### THE PROBLEM
Rewrite the records as a numbered list with blank lines omitted. Start at the first line of the records, end with the line containing "catalog-number: 1793*: [76, 72, 333, 150]", and include nothing beyond that line.

[START OF DATA EXCERPTS]

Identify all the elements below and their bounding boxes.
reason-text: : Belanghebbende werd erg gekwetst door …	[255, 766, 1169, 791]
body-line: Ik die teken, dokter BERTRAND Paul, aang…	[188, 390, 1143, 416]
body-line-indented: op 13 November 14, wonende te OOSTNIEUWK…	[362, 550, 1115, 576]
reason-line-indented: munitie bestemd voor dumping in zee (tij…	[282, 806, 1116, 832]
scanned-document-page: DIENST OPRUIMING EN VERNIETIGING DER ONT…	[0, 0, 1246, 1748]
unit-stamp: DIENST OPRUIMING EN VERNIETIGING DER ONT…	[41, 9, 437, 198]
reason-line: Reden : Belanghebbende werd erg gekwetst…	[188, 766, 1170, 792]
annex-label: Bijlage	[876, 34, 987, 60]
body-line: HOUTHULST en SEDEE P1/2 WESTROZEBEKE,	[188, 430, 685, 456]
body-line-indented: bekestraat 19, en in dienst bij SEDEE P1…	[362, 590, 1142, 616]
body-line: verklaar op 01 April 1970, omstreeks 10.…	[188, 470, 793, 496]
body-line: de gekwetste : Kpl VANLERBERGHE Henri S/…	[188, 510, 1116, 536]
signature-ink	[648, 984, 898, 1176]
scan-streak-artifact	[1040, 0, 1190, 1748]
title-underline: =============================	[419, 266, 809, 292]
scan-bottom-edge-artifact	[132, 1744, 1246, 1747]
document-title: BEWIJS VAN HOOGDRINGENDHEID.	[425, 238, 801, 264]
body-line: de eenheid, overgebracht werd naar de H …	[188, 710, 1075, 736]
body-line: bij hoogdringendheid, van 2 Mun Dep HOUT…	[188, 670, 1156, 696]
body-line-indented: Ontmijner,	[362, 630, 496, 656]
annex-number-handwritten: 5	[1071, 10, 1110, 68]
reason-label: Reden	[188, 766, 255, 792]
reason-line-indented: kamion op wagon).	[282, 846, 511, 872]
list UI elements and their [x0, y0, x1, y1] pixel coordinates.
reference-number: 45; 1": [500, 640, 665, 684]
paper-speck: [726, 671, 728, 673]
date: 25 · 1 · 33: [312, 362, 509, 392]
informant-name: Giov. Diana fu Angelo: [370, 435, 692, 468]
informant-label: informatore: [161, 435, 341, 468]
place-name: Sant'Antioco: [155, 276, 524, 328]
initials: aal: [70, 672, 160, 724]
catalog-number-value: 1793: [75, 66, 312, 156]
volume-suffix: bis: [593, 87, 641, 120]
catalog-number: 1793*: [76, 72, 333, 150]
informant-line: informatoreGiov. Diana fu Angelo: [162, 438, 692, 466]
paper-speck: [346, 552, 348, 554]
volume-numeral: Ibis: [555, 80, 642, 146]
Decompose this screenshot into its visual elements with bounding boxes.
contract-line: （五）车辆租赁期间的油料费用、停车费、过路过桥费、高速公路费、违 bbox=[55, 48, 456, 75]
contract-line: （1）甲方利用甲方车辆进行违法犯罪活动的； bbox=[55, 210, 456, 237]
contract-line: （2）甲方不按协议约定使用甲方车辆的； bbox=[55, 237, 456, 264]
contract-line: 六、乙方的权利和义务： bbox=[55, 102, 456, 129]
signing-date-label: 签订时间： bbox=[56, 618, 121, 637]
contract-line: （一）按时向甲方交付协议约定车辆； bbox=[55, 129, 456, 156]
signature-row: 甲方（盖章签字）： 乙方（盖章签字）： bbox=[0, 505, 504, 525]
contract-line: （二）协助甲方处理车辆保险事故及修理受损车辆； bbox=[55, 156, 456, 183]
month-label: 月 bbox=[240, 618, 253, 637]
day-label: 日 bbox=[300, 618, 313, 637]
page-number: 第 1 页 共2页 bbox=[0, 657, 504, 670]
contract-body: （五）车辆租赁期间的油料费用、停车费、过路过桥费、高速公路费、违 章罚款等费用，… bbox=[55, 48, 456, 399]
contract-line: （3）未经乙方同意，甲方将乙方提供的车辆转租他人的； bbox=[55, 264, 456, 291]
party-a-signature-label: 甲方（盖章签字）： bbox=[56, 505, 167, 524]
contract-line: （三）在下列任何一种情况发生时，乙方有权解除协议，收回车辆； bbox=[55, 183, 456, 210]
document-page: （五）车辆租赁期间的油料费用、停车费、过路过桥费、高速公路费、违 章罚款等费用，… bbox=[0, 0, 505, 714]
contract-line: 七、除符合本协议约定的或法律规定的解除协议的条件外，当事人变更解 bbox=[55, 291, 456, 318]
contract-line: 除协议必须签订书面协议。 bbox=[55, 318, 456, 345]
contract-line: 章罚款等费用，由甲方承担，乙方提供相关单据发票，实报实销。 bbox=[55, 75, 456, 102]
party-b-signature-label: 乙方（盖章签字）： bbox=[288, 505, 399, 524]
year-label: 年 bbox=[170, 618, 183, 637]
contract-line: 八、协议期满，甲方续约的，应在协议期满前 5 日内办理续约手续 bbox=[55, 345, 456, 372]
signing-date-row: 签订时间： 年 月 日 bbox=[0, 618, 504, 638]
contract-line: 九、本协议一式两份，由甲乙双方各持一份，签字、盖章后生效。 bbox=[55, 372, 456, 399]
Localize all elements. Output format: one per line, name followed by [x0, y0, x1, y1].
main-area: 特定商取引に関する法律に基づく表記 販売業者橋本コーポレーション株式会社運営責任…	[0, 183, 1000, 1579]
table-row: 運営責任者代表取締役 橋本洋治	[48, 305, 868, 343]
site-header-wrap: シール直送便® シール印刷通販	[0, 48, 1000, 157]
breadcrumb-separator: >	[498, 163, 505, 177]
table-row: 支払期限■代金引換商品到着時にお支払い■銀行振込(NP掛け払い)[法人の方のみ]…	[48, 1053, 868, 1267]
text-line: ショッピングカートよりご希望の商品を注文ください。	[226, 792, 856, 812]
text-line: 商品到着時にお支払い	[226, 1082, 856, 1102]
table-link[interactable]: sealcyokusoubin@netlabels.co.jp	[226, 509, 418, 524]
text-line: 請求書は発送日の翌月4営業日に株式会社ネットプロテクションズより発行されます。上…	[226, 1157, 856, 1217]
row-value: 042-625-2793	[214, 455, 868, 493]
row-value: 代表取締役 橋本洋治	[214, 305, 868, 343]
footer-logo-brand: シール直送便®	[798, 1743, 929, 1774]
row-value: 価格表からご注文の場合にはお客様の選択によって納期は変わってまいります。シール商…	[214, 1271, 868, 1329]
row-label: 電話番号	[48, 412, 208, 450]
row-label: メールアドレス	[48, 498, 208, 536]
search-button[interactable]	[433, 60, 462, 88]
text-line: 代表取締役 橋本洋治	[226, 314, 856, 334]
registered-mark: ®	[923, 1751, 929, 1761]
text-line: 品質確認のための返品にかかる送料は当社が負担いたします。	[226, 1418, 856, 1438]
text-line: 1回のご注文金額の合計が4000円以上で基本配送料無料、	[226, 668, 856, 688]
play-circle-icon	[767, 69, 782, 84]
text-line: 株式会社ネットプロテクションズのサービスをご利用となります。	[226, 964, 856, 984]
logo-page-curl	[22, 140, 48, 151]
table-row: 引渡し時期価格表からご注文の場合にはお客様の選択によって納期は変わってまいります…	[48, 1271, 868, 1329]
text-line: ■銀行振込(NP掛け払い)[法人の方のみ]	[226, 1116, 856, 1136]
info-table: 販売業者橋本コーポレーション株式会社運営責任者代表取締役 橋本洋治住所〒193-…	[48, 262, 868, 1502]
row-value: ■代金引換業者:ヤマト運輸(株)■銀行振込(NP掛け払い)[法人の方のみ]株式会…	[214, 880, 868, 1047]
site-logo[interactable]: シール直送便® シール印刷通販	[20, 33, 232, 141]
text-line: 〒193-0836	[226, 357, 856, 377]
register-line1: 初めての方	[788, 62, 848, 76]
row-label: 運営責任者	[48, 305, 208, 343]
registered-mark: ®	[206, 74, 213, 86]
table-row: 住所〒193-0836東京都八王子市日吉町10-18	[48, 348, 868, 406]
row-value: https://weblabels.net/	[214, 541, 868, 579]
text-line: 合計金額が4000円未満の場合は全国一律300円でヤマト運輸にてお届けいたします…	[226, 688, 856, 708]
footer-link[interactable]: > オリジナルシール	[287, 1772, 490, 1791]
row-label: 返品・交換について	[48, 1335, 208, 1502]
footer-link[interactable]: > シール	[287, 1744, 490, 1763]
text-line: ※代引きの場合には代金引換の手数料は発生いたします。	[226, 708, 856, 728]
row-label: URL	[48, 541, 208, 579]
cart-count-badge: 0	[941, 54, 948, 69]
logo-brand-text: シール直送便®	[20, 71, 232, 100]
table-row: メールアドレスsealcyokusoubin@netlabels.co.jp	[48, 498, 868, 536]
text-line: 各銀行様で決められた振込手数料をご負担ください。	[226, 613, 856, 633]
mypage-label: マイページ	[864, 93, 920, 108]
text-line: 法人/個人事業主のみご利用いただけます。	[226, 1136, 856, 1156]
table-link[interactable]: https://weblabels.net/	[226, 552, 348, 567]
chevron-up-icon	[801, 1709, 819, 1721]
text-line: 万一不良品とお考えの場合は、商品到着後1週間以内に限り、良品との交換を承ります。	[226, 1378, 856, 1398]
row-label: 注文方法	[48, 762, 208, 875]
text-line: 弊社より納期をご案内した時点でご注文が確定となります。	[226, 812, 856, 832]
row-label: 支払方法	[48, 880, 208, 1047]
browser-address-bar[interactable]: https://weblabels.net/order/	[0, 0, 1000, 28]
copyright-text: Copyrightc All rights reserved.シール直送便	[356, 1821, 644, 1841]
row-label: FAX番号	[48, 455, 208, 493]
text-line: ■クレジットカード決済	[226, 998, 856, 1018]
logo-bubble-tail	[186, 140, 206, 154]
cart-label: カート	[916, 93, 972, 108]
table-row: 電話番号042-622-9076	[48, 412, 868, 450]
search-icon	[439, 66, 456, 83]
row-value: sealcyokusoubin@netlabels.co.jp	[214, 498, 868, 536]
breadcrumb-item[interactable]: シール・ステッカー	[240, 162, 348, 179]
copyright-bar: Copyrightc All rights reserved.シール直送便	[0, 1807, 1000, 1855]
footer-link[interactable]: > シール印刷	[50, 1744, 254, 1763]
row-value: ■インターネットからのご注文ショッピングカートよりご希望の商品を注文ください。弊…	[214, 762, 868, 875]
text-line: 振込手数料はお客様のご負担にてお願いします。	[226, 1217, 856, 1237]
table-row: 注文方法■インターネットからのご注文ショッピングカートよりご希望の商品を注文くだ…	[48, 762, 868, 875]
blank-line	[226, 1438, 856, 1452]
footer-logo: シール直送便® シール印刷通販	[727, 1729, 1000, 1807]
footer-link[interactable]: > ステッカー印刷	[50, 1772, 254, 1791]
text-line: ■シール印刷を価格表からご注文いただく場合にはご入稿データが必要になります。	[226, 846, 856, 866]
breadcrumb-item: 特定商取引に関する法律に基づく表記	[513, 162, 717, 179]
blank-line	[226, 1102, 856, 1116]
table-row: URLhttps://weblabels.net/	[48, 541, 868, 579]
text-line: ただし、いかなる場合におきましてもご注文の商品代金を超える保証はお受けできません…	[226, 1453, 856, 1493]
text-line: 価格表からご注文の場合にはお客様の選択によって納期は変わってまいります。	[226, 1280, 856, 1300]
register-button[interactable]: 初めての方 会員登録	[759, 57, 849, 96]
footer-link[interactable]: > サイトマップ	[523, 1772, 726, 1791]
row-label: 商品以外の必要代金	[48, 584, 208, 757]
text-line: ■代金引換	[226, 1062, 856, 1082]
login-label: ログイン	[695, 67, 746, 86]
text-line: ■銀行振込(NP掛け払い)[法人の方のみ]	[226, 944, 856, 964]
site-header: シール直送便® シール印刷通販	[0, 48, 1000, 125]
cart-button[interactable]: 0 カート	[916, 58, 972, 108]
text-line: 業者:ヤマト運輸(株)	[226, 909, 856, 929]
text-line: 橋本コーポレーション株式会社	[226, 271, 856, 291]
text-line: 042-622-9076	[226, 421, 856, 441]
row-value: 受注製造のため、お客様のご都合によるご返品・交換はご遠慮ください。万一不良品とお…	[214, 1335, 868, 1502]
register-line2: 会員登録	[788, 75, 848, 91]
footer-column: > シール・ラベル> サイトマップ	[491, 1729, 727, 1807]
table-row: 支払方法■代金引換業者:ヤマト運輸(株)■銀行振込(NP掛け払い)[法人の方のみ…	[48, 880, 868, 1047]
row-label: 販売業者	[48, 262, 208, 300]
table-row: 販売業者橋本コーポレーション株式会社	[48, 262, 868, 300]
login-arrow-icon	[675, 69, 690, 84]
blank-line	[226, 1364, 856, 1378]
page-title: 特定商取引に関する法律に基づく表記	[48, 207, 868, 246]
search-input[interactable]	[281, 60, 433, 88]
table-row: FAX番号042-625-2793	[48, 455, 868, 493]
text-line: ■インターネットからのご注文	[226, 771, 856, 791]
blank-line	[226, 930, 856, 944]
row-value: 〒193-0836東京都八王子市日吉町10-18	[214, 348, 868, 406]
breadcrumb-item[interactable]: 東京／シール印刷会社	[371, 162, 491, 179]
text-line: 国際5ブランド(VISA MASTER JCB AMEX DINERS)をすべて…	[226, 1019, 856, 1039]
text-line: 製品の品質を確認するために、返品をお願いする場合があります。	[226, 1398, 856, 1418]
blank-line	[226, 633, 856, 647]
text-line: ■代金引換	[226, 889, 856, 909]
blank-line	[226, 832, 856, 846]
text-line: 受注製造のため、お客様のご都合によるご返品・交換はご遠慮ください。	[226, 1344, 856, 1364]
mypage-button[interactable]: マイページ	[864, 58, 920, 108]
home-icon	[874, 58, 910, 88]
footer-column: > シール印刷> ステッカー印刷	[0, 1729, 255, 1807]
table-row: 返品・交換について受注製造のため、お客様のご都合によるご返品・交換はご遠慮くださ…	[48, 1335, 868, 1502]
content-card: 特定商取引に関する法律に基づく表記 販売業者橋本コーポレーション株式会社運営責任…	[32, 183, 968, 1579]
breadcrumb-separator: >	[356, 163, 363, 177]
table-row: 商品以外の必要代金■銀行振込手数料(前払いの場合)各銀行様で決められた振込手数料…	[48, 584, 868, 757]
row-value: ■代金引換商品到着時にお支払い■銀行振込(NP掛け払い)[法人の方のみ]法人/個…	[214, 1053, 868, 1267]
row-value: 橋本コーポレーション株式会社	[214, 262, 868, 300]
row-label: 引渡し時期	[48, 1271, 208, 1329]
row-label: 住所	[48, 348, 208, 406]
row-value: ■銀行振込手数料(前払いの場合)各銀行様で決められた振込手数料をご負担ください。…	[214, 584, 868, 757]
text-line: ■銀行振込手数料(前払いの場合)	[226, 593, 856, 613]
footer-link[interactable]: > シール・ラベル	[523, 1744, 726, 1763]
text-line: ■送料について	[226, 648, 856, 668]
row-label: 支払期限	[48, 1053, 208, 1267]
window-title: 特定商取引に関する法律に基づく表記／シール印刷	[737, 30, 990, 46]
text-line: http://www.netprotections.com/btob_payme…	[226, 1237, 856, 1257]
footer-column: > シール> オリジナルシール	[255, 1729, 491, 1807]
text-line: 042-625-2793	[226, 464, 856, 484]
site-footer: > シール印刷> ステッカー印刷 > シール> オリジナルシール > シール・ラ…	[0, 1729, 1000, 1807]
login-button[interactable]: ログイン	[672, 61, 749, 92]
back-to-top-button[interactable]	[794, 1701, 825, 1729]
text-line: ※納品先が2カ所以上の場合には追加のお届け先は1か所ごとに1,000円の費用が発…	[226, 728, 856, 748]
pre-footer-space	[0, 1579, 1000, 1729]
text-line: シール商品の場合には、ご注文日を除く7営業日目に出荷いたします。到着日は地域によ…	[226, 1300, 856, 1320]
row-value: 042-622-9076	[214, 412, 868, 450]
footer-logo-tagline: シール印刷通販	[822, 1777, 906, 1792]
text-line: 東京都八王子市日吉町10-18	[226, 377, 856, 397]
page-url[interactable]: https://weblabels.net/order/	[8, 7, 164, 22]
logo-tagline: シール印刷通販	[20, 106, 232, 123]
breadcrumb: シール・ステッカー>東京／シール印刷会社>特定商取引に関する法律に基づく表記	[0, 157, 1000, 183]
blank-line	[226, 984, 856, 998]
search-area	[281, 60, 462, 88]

[END OF DATA EXCERPTS]

### FINISHED ANSWER
1. Identify all the elements below and their bounding boxes.
2. reason-text: : Belanghebbende werd erg gekwetst door …	[255, 766, 1169, 791]
3. body-line: Ik die teken, dokter BERTRAND Paul, aang…	[188, 390, 1143, 416]
4. body-line-indented: op 13 November 14, wonende te OOSTNIEUWK…	[362, 550, 1115, 576]
5. reason-line-indented: munitie bestemd voor dumping in zee (tij…	[282, 806, 1116, 832]
6. scanned-document-page: DIENST OPRUIMING EN VERNIETIGING DER ONT…	[0, 0, 1246, 1748]
7. unit-stamp: DIENST OPRUIMING EN VERNIETIGING DER ONT…	[41, 9, 437, 198]
8. reason-line: Reden : Belanghebbende werd erg gekwetst…	[188, 766, 1170, 792]
9. annex-label: Bijlage	[876, 34, 987, 60]
10. body-line: HOUTHULST en SEDEE P1/2 WESTROZEBEKE,	[188, 430, 685, 456]
11. body-line-indented: bekestraat 19, en in dienst bij SEDEE P1…	[362, 590, 1142, 616]
12. body-line: verklaar op 01 April 1970, omstreeks 10.…	[188, 470, 793, 496]
13. body-line: de gekwetste : Kpl VANLERBERGHE Henri S/…	[188, 510, 1116, 536]
14. signature-ink	[648, 984, 898, 1176]
15. scan-streak-artifact	[1040, 0, 1190, 1748]
16. title-underline: =============================	[419, 266, 809, 292]
17. scan-bottom-edge-artifact	[132, 1744, 1246, 1747]
18. document-title: BEWIJS VAN HOOGDRINGENDHEID.	[425, 238, 801, 264]
19. body-line: de eenheid, overgebracht werd naar de H …	[188, 710, 1075, 736]
20. body-line: bij hoogdringendheid, van 2 Mun Dep HOUT…	[188, 670, 1156, 696]
21. body-line-indented: Ontmijner,	[362, 630, 496, 656]
22. annex-number-handwritten: 5	[1071, 10, 1110, 68]
23. reason-label: Reden	[188, 766, 255, 792]
24. reason-line-indented: kamion op wagon).	[282, 846, 511, 872]
25. list UI elements and their [x0, y0, x1, y1] pixel coordinates.
26. reference-number: 45; 1": [500, 640, 665, 684]
27. paper-speck: [726, 671, 728, 673]
28. date: 25 · 1 · 33: [312, 362, 509, 392]
29. informant-name: Giov. Diana fu Angelo: [370, 435, 692, 468]
30. informant-label: informatore: [161, 435, 341, 468]
31. place-name: Sant'Antioco: [155, 276, 524, 328]
32. initials: aal: [70, 672, 160, 724]
33. catalog-number-value: 1793: [75, 66, 312, 156]
34. volume-suffix: bis: [593, 87, 641, 120]
35. catalog-number: 1793*: [76, 72, 333, 150]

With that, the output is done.